### Required task:
Track down every line below that holds "xlabel" and copy it.
── Entries provided ──
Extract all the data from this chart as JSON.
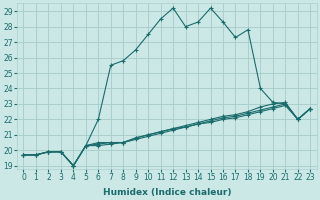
{
  "xlabel": "Humidex (Indice chaleur)",
  "background_color": "#cce8e6",
  "grid_color": "#aacfcd",
  "line_color": "#1a6b6b",
  "xlim": [
    -0.5,
    23.5
  ],
  "ylim": [
    18.8,
    29.5
  ],
  "yticks": [
    19,
    20,
    21,
    22,
    23,
    24,
    25,
    26,
    27,
    28,
    29
  ],
  "xticks": [
    0,
    1,
    2,
    3,
    4,
    5,
    6,
    7,
    8,
    9,
    10,
    11,
    12,
    13,
    14,
    15,
    16,
    17,
    18,
    19,
    20,
    21,
    22,
    23
  ],
  "series": [
    [
      19.7,
      19.7,
      19.9,
      19.9,
      19.0,
      20.3,
      22.0,
      25.5,
      25.8,
      26.5,
      27.5,
      28.5,
      29.2,
      28.0,
      28.3,
      29.2,
      28.3,
      27.3,
      27.8,
      24.0,
      23.1,
      23.0,
      22.0,
      22.7
    ],
    [
      19.7,
      19.7,
      19.9,
      19.9,
      19.0,
      20.3,
      20.5,
      20.5,
      20.5,
      20.8,
      21.0,
      21.2,
      21.4,
      21.6,
      21.8,
      22.0,
      22.2,
      22.3,
      22.5,
      22.8,
      23.0,
      23.1,
      22.0,
      22.7
    ],
    [
      19.7,
      19.7,
      19.9,
      19.9,
      19.0,
      20.3,
      20.4,
      20.5,
      20.5,
      20.8,
      21.0,
      21.2,
      21.4,
      21.5,
      21.7,
      21.9,
      22.1,
      22.2,
      22.4,
      22.6,
      22.8,
      23.0,
      22.0,
      22.7
    ],
    [
      19.7,
      19.7,
      19.9,
      19.9,
      19.0,
      20.3,
      20.3,
      20.4,
      20.5,
      20.7,
      20.9,
      21.1,
      21.3,
      21.5,
      21.7,
      21.8,
      22.0,
      22.1,
      22.3,
      22.5,
      22.7,
      22.9,
      22.0,
      22.7
    ]
  ]
}
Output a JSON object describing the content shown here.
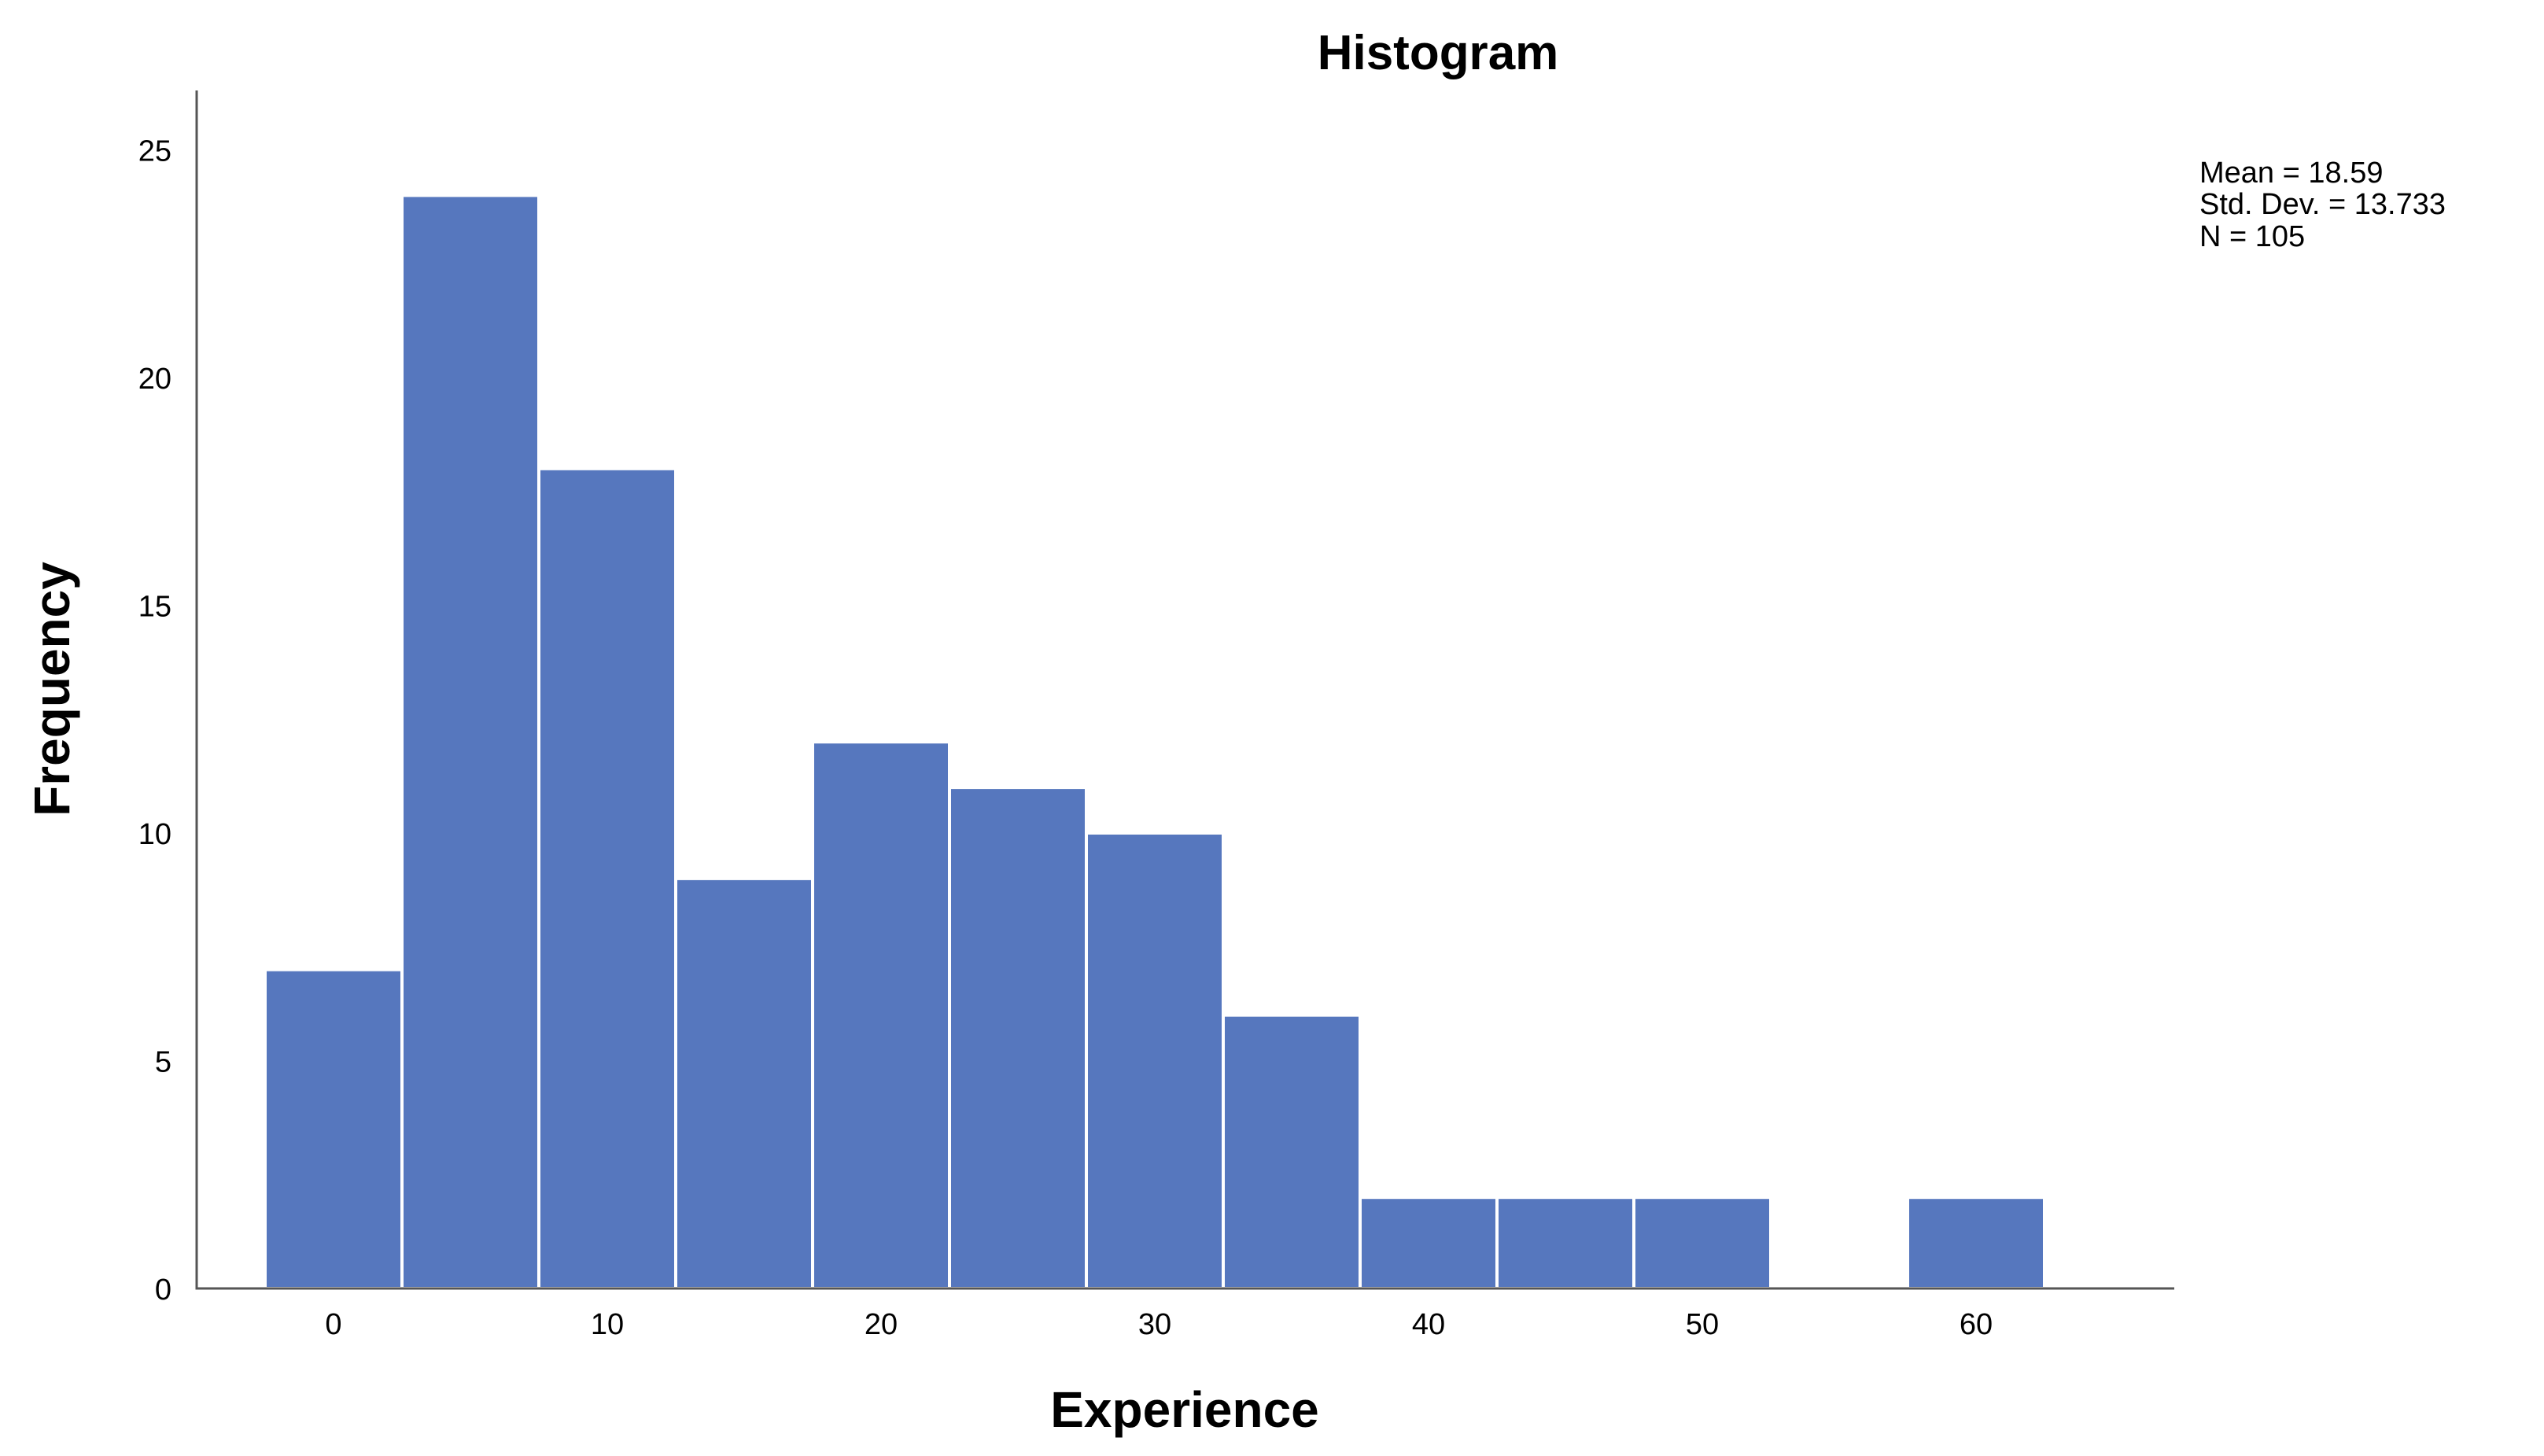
{
  "chart_data": {
    "type": "bar",
    "title": "Histogram",
    "xlabel": "Experience",
    "ylabel": "Frequency",
    "bin_width": 5,
    "bins": [
      {
        "start": -2.5,
        "end": 2.5,
        "count": 7
      },
      {
        "start": 2.5,
        "end": 7.5,
        "count": 24
      },
      {
        "start": 7.5,
        "end": 12.5,
        "count": 18
      },
      {
        "start": 12.5,
        "end": 17.5,
        "count": 9
      },
      {
        "start": 17.5,
        "end": 22.5,
        "count": 12
      },
      {
        "start": 22.5,
        "end": 27.5,
        "count": 11
      },
      {
        "start": 27.5,
        "end": 32.5,
        "count": 10
      },
      {
        "start": 32.5,
        "end": 37.5,
        "count": 6
      },
      {
        "start": 37.5,
        "end": 42.5,
        "count": 2
      },
      {
        "start": 42.5,
        "end": 47.5,
        "count": 2
      },
      {
        "start": 47.5,
        "end": 52.5,
        "count": 2
      },
      {
        "start": 52.5,
        "end": 57.5,
        "count": 0
      },
      {
        "start": 57.5,
        "end": 62.5,
        "count": 2
      }
    ],
    "x_ticks": [
      0,
      10,
      20,
      30,
      40,
      50,
      60
    ],
    "y_ticks": [
      0,
      5,
      10,
      15,
      20,
      25
    ],
    "xlim": [
      -5,
      67
    ],
    "ylim": [
      0,
      26.3
    ],
    "grid": false,
    "bar_color": "#5677BE",
    "stats": {
      "mean": "Mean = 18.59",
      "std": "Std. Dev. = 13.733",
      "n": "N = 105"
    }
  }
}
───
### Final result:
  "xlabel": "Humidex (Indice chaleur)",
    "xlabel": "Experience",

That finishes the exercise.